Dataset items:

◇ ◇ ◇ ◇

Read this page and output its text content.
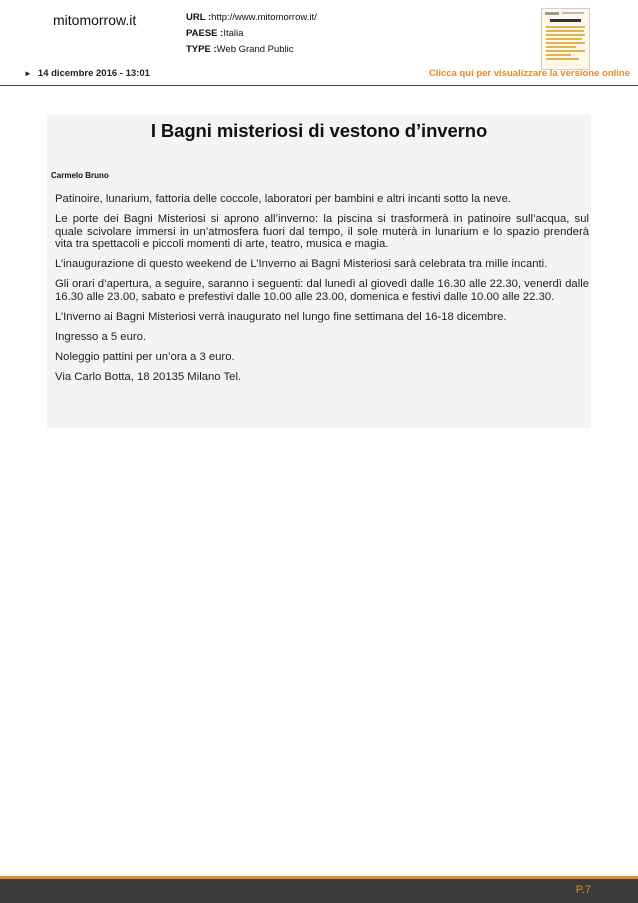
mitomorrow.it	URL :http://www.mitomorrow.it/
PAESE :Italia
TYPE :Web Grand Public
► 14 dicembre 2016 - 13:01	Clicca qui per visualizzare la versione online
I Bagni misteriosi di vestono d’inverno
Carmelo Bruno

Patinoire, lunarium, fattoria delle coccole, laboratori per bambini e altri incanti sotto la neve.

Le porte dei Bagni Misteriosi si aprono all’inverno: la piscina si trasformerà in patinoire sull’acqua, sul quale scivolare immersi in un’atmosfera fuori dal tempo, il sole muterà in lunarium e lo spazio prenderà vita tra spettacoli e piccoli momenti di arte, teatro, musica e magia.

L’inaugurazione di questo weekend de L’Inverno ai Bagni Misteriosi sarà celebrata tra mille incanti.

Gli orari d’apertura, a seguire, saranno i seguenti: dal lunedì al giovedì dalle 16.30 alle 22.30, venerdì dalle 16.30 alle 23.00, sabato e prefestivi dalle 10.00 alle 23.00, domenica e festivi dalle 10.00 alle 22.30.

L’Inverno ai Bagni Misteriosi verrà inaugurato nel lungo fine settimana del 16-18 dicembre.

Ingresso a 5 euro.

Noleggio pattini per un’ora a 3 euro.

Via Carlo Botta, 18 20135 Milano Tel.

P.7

◇ ◇ ◇ ◇

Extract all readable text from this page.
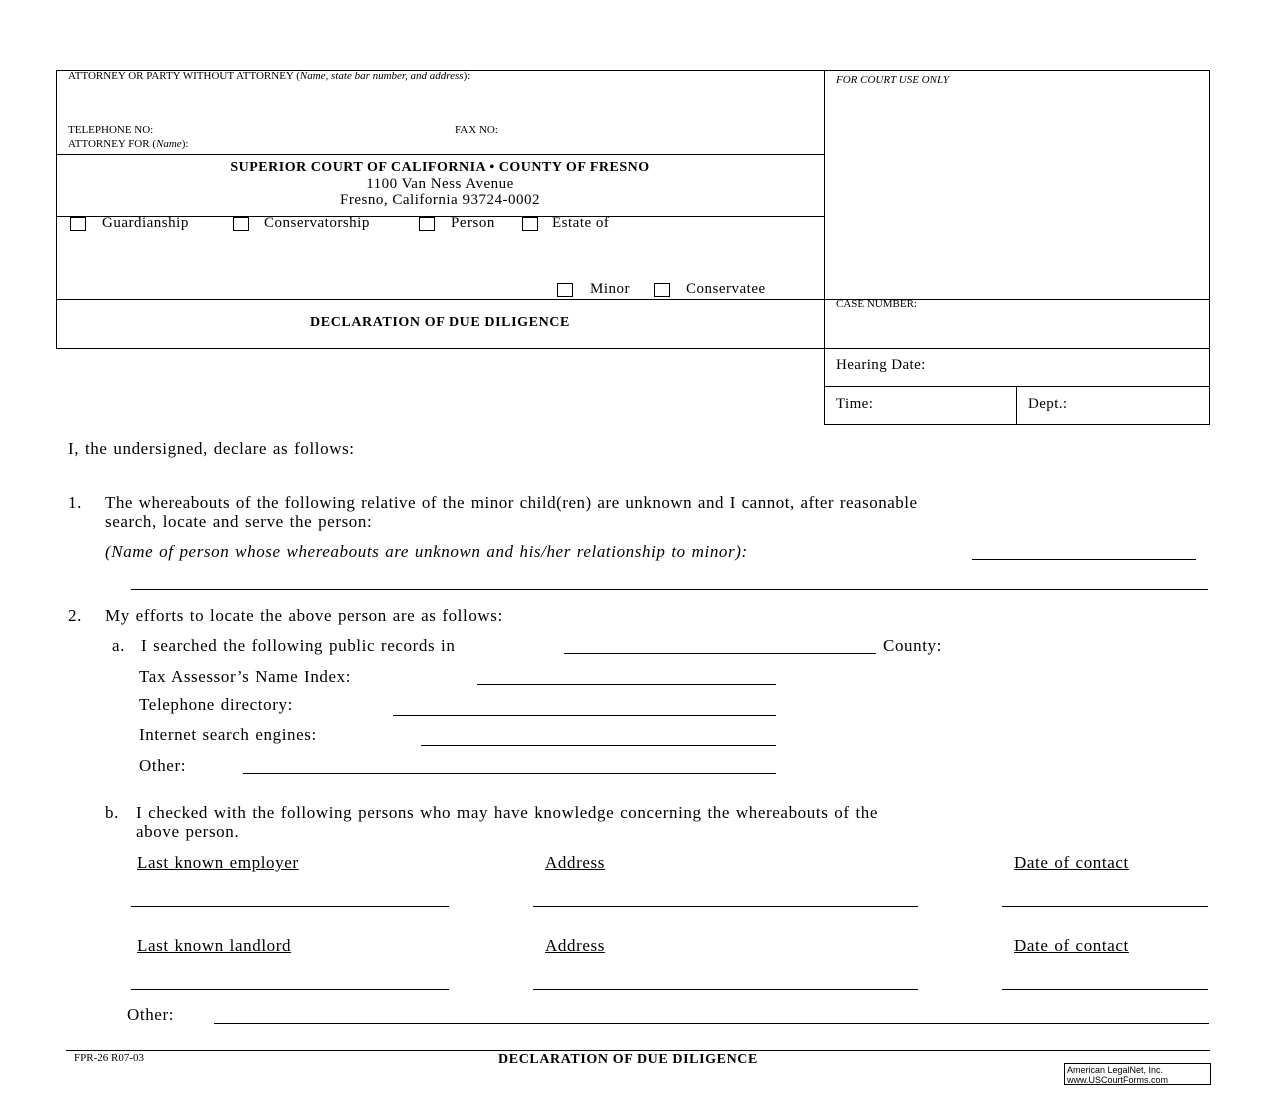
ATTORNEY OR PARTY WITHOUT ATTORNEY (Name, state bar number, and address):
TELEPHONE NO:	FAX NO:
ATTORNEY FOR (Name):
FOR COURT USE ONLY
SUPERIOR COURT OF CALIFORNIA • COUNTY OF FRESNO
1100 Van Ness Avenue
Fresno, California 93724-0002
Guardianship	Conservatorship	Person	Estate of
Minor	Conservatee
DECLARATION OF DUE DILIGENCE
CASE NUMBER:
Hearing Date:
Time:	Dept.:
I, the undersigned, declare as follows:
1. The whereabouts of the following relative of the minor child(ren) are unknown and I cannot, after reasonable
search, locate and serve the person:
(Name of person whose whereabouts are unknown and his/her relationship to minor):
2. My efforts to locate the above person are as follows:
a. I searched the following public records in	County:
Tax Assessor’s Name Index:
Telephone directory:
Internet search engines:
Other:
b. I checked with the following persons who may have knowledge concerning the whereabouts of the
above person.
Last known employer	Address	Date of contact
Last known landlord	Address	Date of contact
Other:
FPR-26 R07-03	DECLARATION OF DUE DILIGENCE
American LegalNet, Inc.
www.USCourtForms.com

◇ ◇ ◇ ◇

• **WORK TO DO**: Copy all lines from the material that hold "above".

• **WRITTEN SOLUTION**:
2. My efforts to locate the above person are as follows:
above person.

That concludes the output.